Your goal :: Copy every item below verbatim, leaving out the pictures.

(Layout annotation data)
• • • • • • •
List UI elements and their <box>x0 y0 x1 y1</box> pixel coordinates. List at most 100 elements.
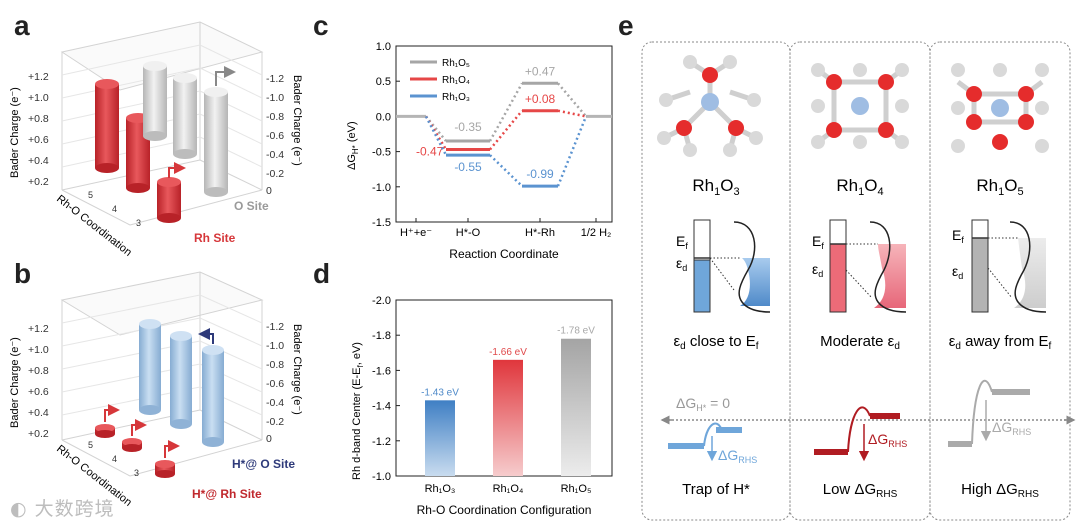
data-label-rho-1: -0.35 <box>454 120 482 134</box>
panel-c-x-ticks: H⁺+e⁻ H*-O H*-Rh 1/2 H₂ <box>400 218 611 239</box>
col1-title: Rh1O3 <box>692 176 739 198</box>
panel-a-left-ticks: +1.2 +1.0 +0.8 +0.6 +0.4 +0.2 <box>28 71 49 188</box>
svg-text:Ef: Ef <box>812 233 824 251</box>
panel-d-x-ticks: Rh₁O₃ Rh₁O₄ Rh₁O₅ <box>425 483 592 495</box>
y-tick-label: -1.0 <box>372 471 391 483</box>
her-profile-rh1o3: ΔGRHS <box>668 422 757 465</box>
panel-d-ylabel: Rh d-band Center (E-Ef, eV) <box>351 342 365 480</box>
y-tick-label: 0.5 <box>376 76 391 88</box>
y-tick-label: 1.0 <box>376 41 391 53</box>
tick: +0.2 <box>28 176 49 188</box>
data-label-2: -1.78 eV <box>557 326 595 337</box>
bar-0 <box>425 400 455 476</box>
structure-rh1o3 <box>657 55 763 157</box>
bar-o-3 <box>204 87 228 197</box>
legend-rh-site: Rh Site <box>194 231 236 245</box>
tick: +0.8 <box>28 365 49 377</box>
panel-a-left-axis-title: Bader Charge (e⁻) <box>9 87 21 178</box>
x-tick-label: Rh₁O₄ <box>493 483 524 495</box>
bar-rh-5 <box>95 79 119 173</box>
panel-label-e: e <box>618 10 634 41</box>
bar-h-o-4 <box>170 331 192 429</box>
svg-text:ΔGRHS: ΔGRHS <box>992 419 1031 437</box>
col3-title: Rh1O5 <box>976 176 1023 198</box>
trend-arrow-h-o-icon <box>198 328 214 344</box>
svg-text:εd: εd <box>952 263 963 281</box>
bar-2 <box>561 338 591 476</box>
tick: +1.2 <box>28 71 49 83</box>
panel-a-o-bars <box>143 61 228 197</box>
tick: -0.2 <box>266 168 284 180</box>
trend-arrow-o-icon <box>215 66 236 86</box>
bar-h-rh-5 <box>95 424 115 438</box>
trend-arrow-h-rh5-icon <box>104 404 120 422</box>
panel-b-3d-chart: Bader Charge (e⁻) +1.2 +1.0 +0.8 +0.6 +0… <box>9 271 303 509</box>
dband-rh1o5: Ef εd <box>952 219 1047 313</box>
data-label-rho-2: +0.47 <box>525 64 556 78</box>
data-label-rho-1: -0.47 <box>416 144 444 158</box>
panel-a-rh-bars <box>95 79 181 223</box>
bar-h-o-3 <box>202 345 224 447</box>
connector-rho-2 <box>556 115 588 187</box>
legend-h-o-site: H*@ O Site <box>232 457 295 471</box>
x-tick-label: H*-Rh <box>525 227 555 239</box>
panel-b-rh-bars <box>95 424 175 478</box>
panel-d-xlabel: Rh-O Coordination Configuration <box>417 503 592 517</box>
tick: +0.2 <box>28 428 49 440</box>
bar-o-5 <box>143 61 167 141</box>
tick: +1.0 <box>28 344 49 356</box>
bar-1 <box>493 359 523 476</box>
col3-dband-caption: εd away from Ef <box>949 333 1052 352</box>
data-label-0: -1.43 eV <box>421 387 459 398</box>
connector-rho-1 <box>489 109 523 151</box>
x-tick-label: H⁺+e⁻ <box>400 227 432 239</box>
panel-e-schematic: Rh1O3 Rh1O4 Rh1O5 Ef εd Ef εd <box>641 41 1076 521</box>
depth-tick: 3 <box>136 218 141 228</box>
tick: -0.4 <box>266 149 284 161</box>
y-tick-label: -1.8 <box>372 330 391 342</box>
y-tick-label: -0.5 <box>372 147 391 159</box>
x-tick-label: Rh₁O₅ <box>561 483 592 495</box>
panel-b-box <box>60 271 264 477</box>
tick: +0.4 <box>28 407 49 419</box>
connector-rho-2 <box>557 82 587 118</box>
panel-label-a: a <box>14 10 30 41</box>
panel-d-marks: -1.43 eV -1.66 eV -1.78 eV <box>421 326 595 476</box>
weibo-icon: ◐ <box>10 498 35 520</box>
her-profile-rh1o4: ΔGRHS <box>814 406 907 462</box>
col1-dband-caption: εd close to Ef <box>673 333 758 352</box>
svg-text:Ef: Ef <box>676 233 688 251</box>
tick: -0.6 <box>266 378 284 390</box>
panel-label-d: d <box>313 258 331 289</box>
panel-d-y-ticks: -2.0 -1.8 -1.6 -1.4 -1.2 -1.0 <box>372 295 400 483</box>
data-label-rho-2: -0.99 <box>526 167 554 181</box>
svg-text:εd: εd <box>812 261 823 279</box>
panel-c-ylabel: ΔGH* (eV) <box>346 121 360 170</box>
watermark-text: 大数跨境 <box>34 498 115 520</box>
dband-rh1o4: Ef εd <box>812 219 907 313</box>
bar-h-rh-3 <box>155 460 175 478</box>
tick: -1.2 <box>266 321 284 333</box>
depth-tick: 5 <box>88 190 93 200</box>
col1-her-caption: Trap of H* <box>682 481 750 498</box>
svg-text:ΔGRHS: ΔGRHS <box>718 447 757 465</box>
panel-b-o-bars <box>139 319 224 447</box>
panel-a-right-ticks: -1.2 -1.0 -0.8 -0.6 -0.4 -0.2 0 <box>266 73 284 197</box>
data-label-1: -1.66 eV <box>489 347 527 358</box>
col2-her-caption: Low ΔGRHS <box>823 481 898 500</box>
legend-o-site: O Site <box>234 199 269 213</box>
panel-b-left-axis-title: Bader Charge (e⁻) <box>9 337 21 428</box>
tick: -1.0 <box>266 92 284 104</box>
col3-her-caption: High ΔGRHS <box>961 481 1039 500</box>
x-tick-label: Rh₁O₃ <box>425 483 456 495</box>
y-tick-label: -1.4 <box>372 401 391 413</box>
watermark: ◐ 大数跨境 <box>10 494 115 521</box>
depth-tick: 3 <box>134 468 139 478</box>
svg-text:Ef: Ef <box>952 227 964 245</box>
data-label-rho-1: -0.55 <box>454 160 482 174</box>
y-tick-label: -1.0 <box>372 182 391 194</box>
connector-rho-1 <box>488 82 524 142</box>
tick: +1.2 <box>28 323 49 335</box>
panel-c-xlabel: Reaction Coordinate <box>449 247 559 261</box>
• • • • • • •
The reply ::
List UI elements and their <box>x0 y0 x1 y1</box> pixel coordinates. List at most 100 elements.
data-label-rho-1: -0.35 <box>454 120 482 134</box>
panel-c-x-ticks: H⁺+e⁻ H*-O H*-Rh 1/2 H₂ <box>400 218 611 239</box>
col1-title: Rh1O3 <box>692 176 739 198</box>
panel-a-left-ticks: +1.2 +1.0 +0.8 +0.6 +0.4 +0.2 <box>28 71 49 188</box>
svg-text:Ef: Ef <box>812 233 824 251</box>
panel-d-x-ticks: Rh₁O₃ Rh₁O₄ Rh₁O₅ <box>425 483 592 495</box>
y-tick-label: -1.0 <box>372 471 391 483</box>
her-profile-rh1o3: ΔGRHS <box>668 422 757 465</box>
panel-d-ylabel: Rh d-band Center (E-Ef, eV) <box>351 342 365 480</box>
y-tick-label: 0.5 <box>376 76 391 88</box>
y-tick-label: 1.0 <box>376 41 391 53</box>
tick: +0.2 <box>28 176 49 188</box>
data-label-2: -1.78 eV <box>557 326 595 337</box>
bar-0 <box>425 400 455 476</box>
structure-rh1o3 <box>657 55 763 157</box>
bar-o-3 <box>204 87 228 197</box>
legend-rh-site: Rh Site <box>194 231 236 245</box>
tick: +0.8 <box>28 365 49 377</box>
panel-a-left-axis-title: Bader Charge (e⁻) <box>9 87 21 178</box>
x-tick-label: Rh₁O₄ <box>493 483 524 495</box>
bar-rh-5 <box>95 79 119 173</box>
panel-label-e: e <box>618 10 634 41</box>
bar-h-o-4 <box>170 331 192 429</box>
svg-text:ΔGRHS: ΔGRHS <box>992 419 1031 437</box>
col3-title: Rh1O5 <box>976 176 1023 198</box>
trend-arrow-h-o-icon <box>198 328 214 344</box>
svg-text:εd: εd <box>952 263 963 281</box>
bar-2 <box>561 338 591 476</box>
tick: +1.2 <box>28 71 49 83</box>
panel-a-o-bars <box>143 61 228 197</box>
tick: -0.2 <box>266 168 284 180</box>
trend-arrow-o-icon <box>215 66 236 86</box>
bar-h-rh-5 <box>95 424 115 438</box>
trend-arrow-h-rh5-icon <box>104 404 120 422</box>
panel-b-3d-chart: Bader Charge (e⁻) +1.2 +1.0 +0.8 +0.6 +0… <box>9 271 303 509</box>
dband-rh1o5: Ef εd <box>952 219 1047 313</box>
data-label-rho-2: +0.47 <box>525 64 556 78</box>
data-label-rho-1: -0.47 <box>416 144 444 158</box>
panel-a-rh-bars <box>95 79 181 223</box>
bar-h-o-3 <box>202 345 224 447</box>
connector-rho-2 <box>556 115 588 187</box>
legend-h-o-site: H*@ O Site <box>232 457 295 471</box>
x-tick-label: H*-Rh <box>525 227 555 239</box>
panel-b-rh-bars <box>95 424 175 478</box>
panel-d-xlabel: Rh-O Coordination Configuration <box>417 503 592 517</box>
tick: +0.2 <box>28 428 49 440</box>
bar-o-5 <box>143 61 167 141</box>
tick: +1.0 <box>28 344 49 356</box>
bar-1 <box>493 359 523 476</box>
col3-dband-caption: εd away from Ef <box>949 333 1052 352</box>
data-label-0: -1.43 eV <box>421 387 459 398</box>
connector-rho-1 <box>489 109 523 151</box>
x-tick-label: H⁺+e⁻ <box>400 227 432 239</box>
panel-e-schematic: Rh1O3 Rh1O4 Rh1O5 Ef εd Ef εd <box>641 41 1076 521</box>
depth-tick: 3 <box>136 218 141 228</box>
tick: -0.4 <box>266 149 284 161</box>
y-tick-label: -1.8 <box>372 330 391 342</box>
y-tick-label: -0.5 <box>372 147 391 159</box>
x-tick-label: Rh₁O₅ <box>561 483 592 495</box>
panel-b-box <box>60 271 264 477</box>
tick: +0.4 <box>28 407 49 419</box>
connector-rho-2 <box>557 82 587 118</box>
panel-label-a: a <box>14 10 30 41</box>
panel-d-marks: -1.43 eV -1.66 eV -1.78 eV <box>421 326 595 476</box>
weibo-icon: ◐ <box>10 498 35 520</box>
her-profile-rh1o4: ΔGRHS <box>814 406 907 462</box>
col1-dband-caption: εd close to Ef <box>673 333 758 352</box>
svg-text:Ef: Ef <box>676 233 688 251</box>
tick: -0.6 <box>266 378 284 390</box>
panel-label-d: d <box>313 258 331 289</box>
panel-d-y-ticks: -2.0 -1.8 -1.6 -1.4 -1.2 -1.0 <box>372 295 400 483</box>
data-label-rho-2: -0.99 <box>526 167 554 181</box>
svg-text:εd: εd <box>812 261 823 279</box>
panel-c-ylabel: ΔGH* (eV) <box>346 121 360 170</box>
watermark-text: 大数跨境 <box>34 498 115 520</box>
dband-rh1o4: Ef εd <box>812 219 907 313</box>
bar-h-rh-3 <box>155 460 175 478</box>
tick: -1.2 <box>266 321 284 333</box>
depth-tick: 5 <box>88 190 93 200</box>
col1-her-caption: Trap of H* <box>682 481 750 498</box>
svg-text:ΔGRHS: ΔGRHS <box>718 447 757 465</box>
panel-b-o-bars <box>139 319 224 447</box>
panel-a-right-ticks: -1.2 -1.0 -0.8 -0.6 -0.4 -0.2 0 <box>266 73 284 197</box>
data-label-1: -1.66 eV <box>489 347 527 358</box>
col2-her-caption: Low ΔGRHS <box>823 481 898 500</box>
legend-o-site: O Site <box>234 199 269 213</box>
panel-b-left-axis-title: Bader Charge (e⁻) <box>9 337 21 428</box>
tick: -1.0 <box>266 92 284 104</box>
col3-her-caption: High ΔGRHS <box>961 481 1039 500</box>
x-tick-label: Rh₁O₃ <box>425 483 456 495</box>
y-tick-label: -1.4 <box>372 401 391 413</box>
watermark: ◐ 大数跨境 <box>10 494 115 521</box>
depth-tick: 3 <box>134 468 139 478</box>
svg-text:Ef: Ef <box>952 227 964 245</box>
data-label-rho-1: -0.55 <box>454 160 482 174</box>
y-tick-label: -1.0 <box>372 182 391 194</box>
connector-rho-1 <box>488 82 524 142</box>
tick: +1.2 <box>28 323 49 335</box>
panel-c-xlabel: Reaction Coordinate <box>449 247 559 261</box>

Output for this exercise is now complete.